##### AVAILABLE RECORDS
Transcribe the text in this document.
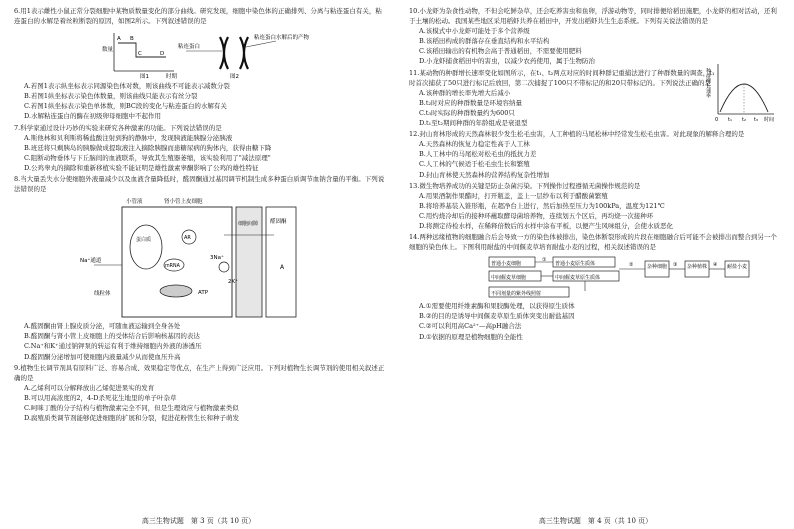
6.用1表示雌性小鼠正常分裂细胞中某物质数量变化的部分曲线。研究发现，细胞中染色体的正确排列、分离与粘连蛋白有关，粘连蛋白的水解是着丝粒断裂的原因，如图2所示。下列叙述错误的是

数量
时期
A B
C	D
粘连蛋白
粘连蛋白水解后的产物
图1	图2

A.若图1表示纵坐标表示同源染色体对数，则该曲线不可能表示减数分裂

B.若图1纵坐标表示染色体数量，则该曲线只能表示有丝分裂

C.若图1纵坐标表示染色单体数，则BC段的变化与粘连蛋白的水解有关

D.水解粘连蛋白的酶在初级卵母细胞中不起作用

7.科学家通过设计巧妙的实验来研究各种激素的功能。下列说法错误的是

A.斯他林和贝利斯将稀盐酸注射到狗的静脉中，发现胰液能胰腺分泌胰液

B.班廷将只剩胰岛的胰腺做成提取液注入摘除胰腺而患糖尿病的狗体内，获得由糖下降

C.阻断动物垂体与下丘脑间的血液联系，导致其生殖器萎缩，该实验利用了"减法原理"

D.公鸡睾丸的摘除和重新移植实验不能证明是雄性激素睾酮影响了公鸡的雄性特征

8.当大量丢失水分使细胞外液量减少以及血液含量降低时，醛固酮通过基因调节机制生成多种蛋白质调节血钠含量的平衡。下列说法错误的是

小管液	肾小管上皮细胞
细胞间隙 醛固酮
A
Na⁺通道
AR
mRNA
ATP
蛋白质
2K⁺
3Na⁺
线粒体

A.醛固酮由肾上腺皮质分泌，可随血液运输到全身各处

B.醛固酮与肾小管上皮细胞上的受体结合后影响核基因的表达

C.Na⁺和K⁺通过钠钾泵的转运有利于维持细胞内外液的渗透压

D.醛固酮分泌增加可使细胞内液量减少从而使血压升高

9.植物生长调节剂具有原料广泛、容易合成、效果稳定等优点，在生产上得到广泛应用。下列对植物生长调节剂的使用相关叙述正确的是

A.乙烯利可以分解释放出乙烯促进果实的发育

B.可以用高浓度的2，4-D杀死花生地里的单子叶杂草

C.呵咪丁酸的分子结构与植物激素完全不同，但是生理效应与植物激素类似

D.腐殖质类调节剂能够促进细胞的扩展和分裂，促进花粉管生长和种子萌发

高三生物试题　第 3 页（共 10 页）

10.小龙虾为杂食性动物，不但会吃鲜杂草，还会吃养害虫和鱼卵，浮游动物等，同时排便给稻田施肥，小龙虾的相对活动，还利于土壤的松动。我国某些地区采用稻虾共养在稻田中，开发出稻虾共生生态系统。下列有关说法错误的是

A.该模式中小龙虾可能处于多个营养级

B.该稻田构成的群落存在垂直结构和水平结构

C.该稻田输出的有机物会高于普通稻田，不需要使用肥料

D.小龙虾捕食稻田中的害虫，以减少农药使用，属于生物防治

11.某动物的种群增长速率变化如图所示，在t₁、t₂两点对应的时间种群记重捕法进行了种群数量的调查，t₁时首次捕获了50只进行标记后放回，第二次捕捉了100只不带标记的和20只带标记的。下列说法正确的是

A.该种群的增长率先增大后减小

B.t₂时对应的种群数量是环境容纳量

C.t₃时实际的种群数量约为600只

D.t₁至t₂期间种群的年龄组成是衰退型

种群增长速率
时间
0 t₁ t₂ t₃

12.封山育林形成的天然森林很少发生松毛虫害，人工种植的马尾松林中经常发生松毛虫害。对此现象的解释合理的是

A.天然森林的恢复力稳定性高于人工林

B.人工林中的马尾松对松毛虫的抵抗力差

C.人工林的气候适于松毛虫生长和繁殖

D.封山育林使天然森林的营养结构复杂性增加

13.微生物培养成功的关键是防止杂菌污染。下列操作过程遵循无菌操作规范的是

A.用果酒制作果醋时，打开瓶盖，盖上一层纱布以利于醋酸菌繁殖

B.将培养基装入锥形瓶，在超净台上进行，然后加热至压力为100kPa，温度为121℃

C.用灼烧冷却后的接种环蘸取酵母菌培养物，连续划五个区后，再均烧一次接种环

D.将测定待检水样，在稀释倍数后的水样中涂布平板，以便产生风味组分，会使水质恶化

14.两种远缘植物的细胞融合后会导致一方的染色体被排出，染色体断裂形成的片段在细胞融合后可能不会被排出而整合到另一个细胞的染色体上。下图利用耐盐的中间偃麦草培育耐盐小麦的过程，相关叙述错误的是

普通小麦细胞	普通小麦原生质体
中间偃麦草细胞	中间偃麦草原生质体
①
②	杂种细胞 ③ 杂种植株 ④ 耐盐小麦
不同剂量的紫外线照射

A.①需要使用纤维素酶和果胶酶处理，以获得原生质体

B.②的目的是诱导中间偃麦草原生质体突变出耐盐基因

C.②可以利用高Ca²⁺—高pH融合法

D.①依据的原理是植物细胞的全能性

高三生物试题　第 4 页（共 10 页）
##########
##### AVAILABLE RECORDS
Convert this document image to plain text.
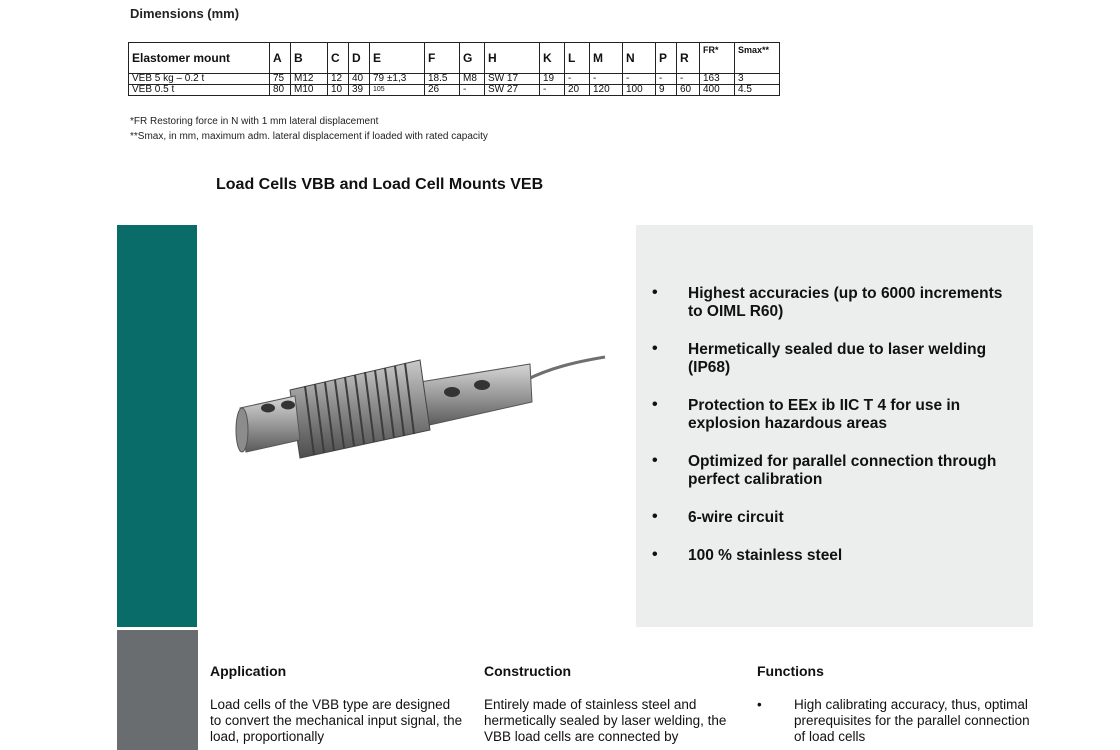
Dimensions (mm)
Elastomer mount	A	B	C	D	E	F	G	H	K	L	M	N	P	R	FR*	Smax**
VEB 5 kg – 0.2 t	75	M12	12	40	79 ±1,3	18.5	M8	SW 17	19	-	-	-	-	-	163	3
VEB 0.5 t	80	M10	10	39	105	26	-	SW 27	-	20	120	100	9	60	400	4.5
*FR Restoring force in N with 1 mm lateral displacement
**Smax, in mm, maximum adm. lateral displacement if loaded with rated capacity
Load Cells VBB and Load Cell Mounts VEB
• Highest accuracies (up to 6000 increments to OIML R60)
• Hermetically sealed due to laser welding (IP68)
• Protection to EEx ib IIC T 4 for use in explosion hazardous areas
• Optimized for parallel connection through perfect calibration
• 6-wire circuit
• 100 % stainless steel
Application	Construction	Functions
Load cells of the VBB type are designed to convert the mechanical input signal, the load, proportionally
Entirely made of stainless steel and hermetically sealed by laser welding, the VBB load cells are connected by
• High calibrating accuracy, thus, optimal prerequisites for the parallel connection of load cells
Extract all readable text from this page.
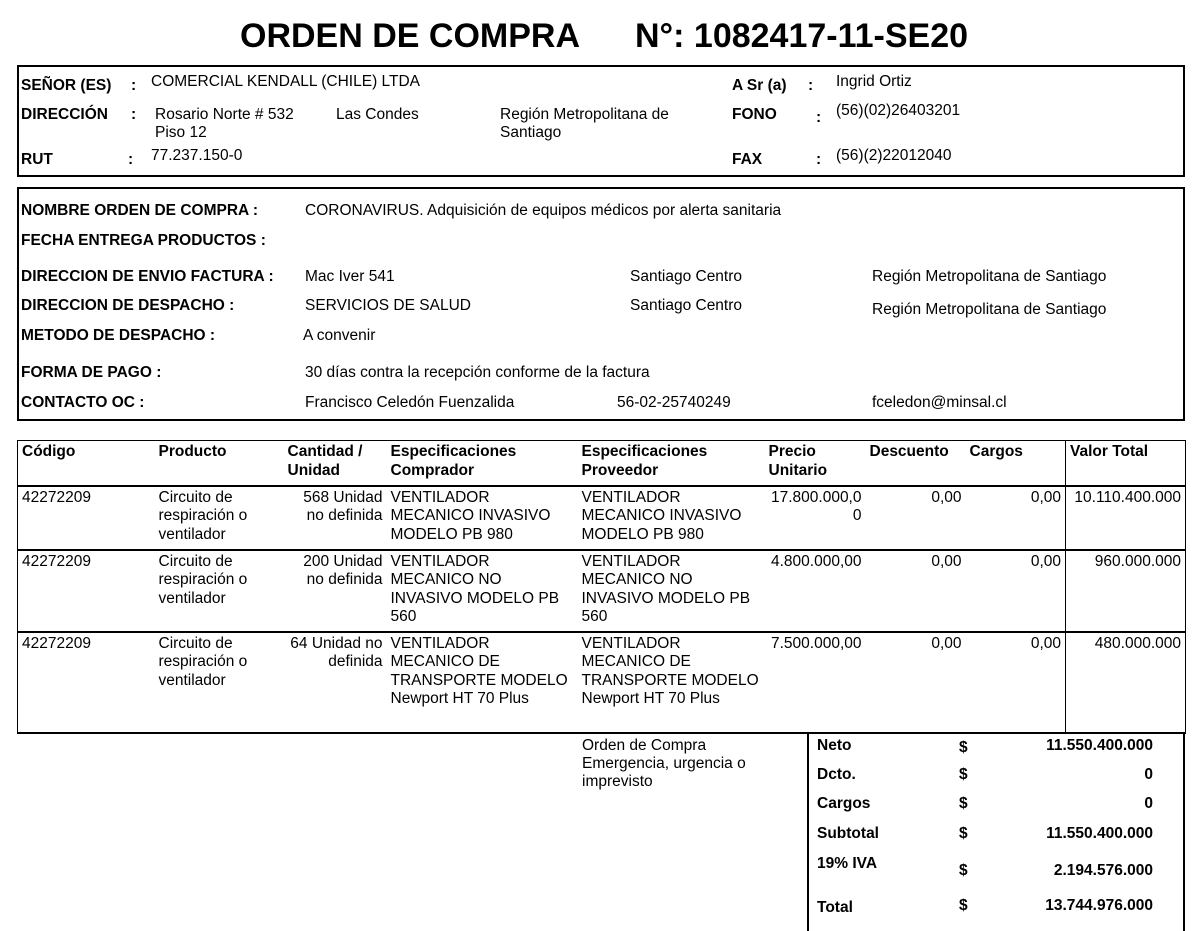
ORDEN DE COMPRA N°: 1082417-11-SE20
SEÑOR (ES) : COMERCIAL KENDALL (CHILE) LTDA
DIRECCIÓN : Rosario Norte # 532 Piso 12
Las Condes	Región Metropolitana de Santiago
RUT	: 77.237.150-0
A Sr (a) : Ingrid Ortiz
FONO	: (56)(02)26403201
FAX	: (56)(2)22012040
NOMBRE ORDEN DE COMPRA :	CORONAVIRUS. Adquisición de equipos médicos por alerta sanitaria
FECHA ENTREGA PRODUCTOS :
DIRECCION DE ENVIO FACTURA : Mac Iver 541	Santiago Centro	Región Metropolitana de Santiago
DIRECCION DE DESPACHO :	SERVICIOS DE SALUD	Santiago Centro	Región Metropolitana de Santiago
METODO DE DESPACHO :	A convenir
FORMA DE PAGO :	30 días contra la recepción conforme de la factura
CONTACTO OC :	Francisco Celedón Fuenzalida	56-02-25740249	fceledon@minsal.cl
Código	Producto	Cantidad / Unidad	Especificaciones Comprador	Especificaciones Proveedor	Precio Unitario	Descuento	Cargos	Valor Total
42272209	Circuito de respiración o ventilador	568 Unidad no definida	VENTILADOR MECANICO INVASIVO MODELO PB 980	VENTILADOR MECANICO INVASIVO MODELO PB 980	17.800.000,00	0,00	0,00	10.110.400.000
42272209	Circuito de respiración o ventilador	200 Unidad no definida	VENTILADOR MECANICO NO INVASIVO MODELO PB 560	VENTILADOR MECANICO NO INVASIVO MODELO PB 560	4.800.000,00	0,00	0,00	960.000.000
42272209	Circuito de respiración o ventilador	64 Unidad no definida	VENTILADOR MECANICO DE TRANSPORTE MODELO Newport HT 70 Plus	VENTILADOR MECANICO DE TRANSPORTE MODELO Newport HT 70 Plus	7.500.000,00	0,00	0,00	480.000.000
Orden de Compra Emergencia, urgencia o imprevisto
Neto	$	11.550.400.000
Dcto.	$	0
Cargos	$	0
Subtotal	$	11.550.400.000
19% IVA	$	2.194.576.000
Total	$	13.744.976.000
##########
▸ **EXERCISE GOAL**
State, as a bare number, how many lines of the listing hold the word "VENTILADOR".

▸ **WRITTEN REPLY**
3